▸ DATA FOR THIS EXERCISE
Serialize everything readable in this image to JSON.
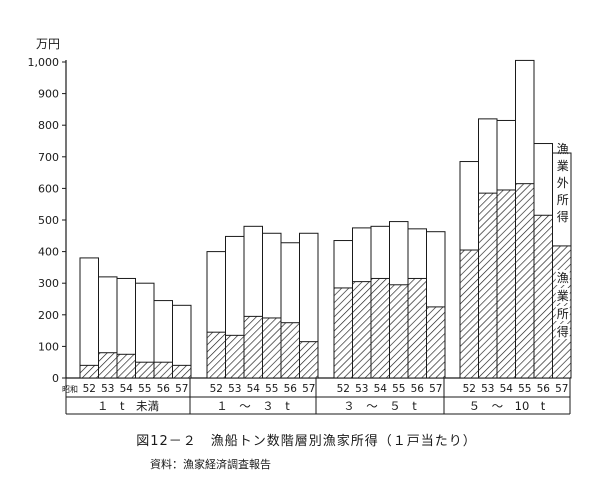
{
  "chart_data": {
    "type": "bar",
    "stacked": true,
    "title": "図12－２　漁船トン数階層別漁家所得（１戸当たり）",
    "source": "資料：漁家経済調査報告",
    "unit_label": "万円",
    "ylim": [
      0,
      1000
    ],
    "yticks": [
      0,
      100,
      200,
      300,
      400,
      500,
      600,
      700,
      800,
      900,
      1000
    ],
    "ytick_labels": [
      "0",
      "100",
      "200",
      "300",
      "400",
      "500",
      "600",
      "700",
      "800",
      "900",
      "1,000"
    ],
    "era_label": "昭和",
    "groups": [
      {
        "label": "１　t　未満",
        "years": [
          "52",
          "53",
          "54",
          "55",
          "56",
          "57"
        ],
        "fishing_income": [
          40,
          80,
          75,
          50,
          50,
          40
        ],
        "total_income": [
          380,
          320,
          315,
          300,
          245,
          230
        ]
      },
      {
        "label": "１　～　３　t",
        "years": [
          "52",
          "53",
          "54",
          "55",
          "56",
          "57"
        ],
        "fishing_income": [
          145,
          135,
          195,
          190,
          175,
          115
        ],
        "total_income": [
          400,
          448,
          480,
          458,
          428,
          458
        ]
      },
      {
        "label": "３　～　５　t",
        "years": [
          "52",
          "53",
          "54",
          "55",
          "56",
          "57"
        ],
        "fishing_income": [
          285,
          305,
          315,
          295,
          315,
          225
        ],
        "total_income": [
          435,
          475,
          480,
          495,
          472,
          463
        ]
      },
      {
        "label": "５　～　10　t",
        "years": [
          "52",
          "53",
          "54",
          "55",
          "56",
          "57"
        ],
        "fishing_income": [
          405,
          585,
          595,
          615,
          515,
          418
        ],
        "total_income": [
          685,
          820,
          815,
          1005,
          742,
          712
        ]
      }
    ],
    "series": [
      {
        "name": "漁業所得",
        "pattern": "hatched"
      },
      {
        "name": "漁業外所得",
        "pattern": "blank"
      }
    ],
    "series_labels": {
      "non_fishing": [
        "漁",
        "業",
        "外",
        "所",
        "得"
      ],
      "fishing": [
        "漁",
        "業",
        "所",
        "得"
      ]
    },
    "colors": {
      "ink": "#1a1a1a",
      "background": "#ffffff"
    }
  }
}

▸ WHAT IS BEING ASKED
Omit the pictures. Output every record above word for word.

▸ OUTPUT BELOW
Serialize everything readable in this image to JSON.
{
  "chart_data": {
    "type": "bar",
    "stacked": true,
    "title": "図12－２　漁船トン数階層別漁家所得（１戸当たり）",
    "source": "資料：漁家経済調査報告",
    "unit_label": "万円",
    "ylim": [
      0,
      1000
    ],
    "yticks": [
      0,
      100,
      200,
      300,
      400,
      500,
      600,
      700,
      800,
      900,
      1000
    ],
    "ytick_labels": [
      "0",
      "100",
      "200",
      "300",
      "400",
      "500",
      "600",
      "700",
      "800",
      "900",
      "1,000"
    ],
    "era_label": "昭和",
    "groups": [
      {
        "label": "１　t　未満",
        "years": [
          "52",
          "53",
          "54",
          "55",
          "56",
          "57"
        ],
        "fishing_income": [
          40,
          80,
          75,
          50,
          50,
          40
        ],
        "total_income": [
          380,
          320,
          315,
          300,
          245,
          230
        ]
      },
      {
        "label": "１　～　３　t",
        "years": [
          "52",
          "53",
          "54",
          "55",
          "56",
          "57"
        ],
        "fishing_income": [
          145,
          135,
          195,
          190,
          175,
          115
        ],
        "total_income": [
          400,
          448,
          480,
          458,
          428,
          458
        ]
      },
      {
        "label": "３　～　５　t",
        "years": [
          "52",
          "53",
          "54",
          "55",
          "56",
          "57"
        ],
        "fishing_income": [
          285,
          305,
          315,
          295,
          315,
          225
        ],
        "total_income": [
          435,
          475,
          480,
          495,
          472,
          463
        ]
      },
      {
        "label": "５　～　10　t",
        "years": [
          "52",
          "53",
          "54",
          "55",
          "56",
          "57"
        ],
        "fishing_income": [
          405,
          585,
          595,
          615,
          515,
          418
        ],
        "total_income": [
          685,
          820,
          815,
          1005,
          742,
          712
        ]
      }
    ],
    "series": [
      {
        "name": "漁業所得",
        "pattern": "hatched"
      },
      {
        "name": "漁業外所得",
        "pattern": "blank"
      }
    ],
    "series_labels": {
      "non_fishing": [
        "漁",
        "業",
        "外",
        "所",
        "得"
      ],
      "fishing": [
        "漁",
        "業",
        "所",
        "得"
      ]
    },
    "colors": {
      "ink": "#1a1a1a",
      "background": "#ffffff"
    }
  }
}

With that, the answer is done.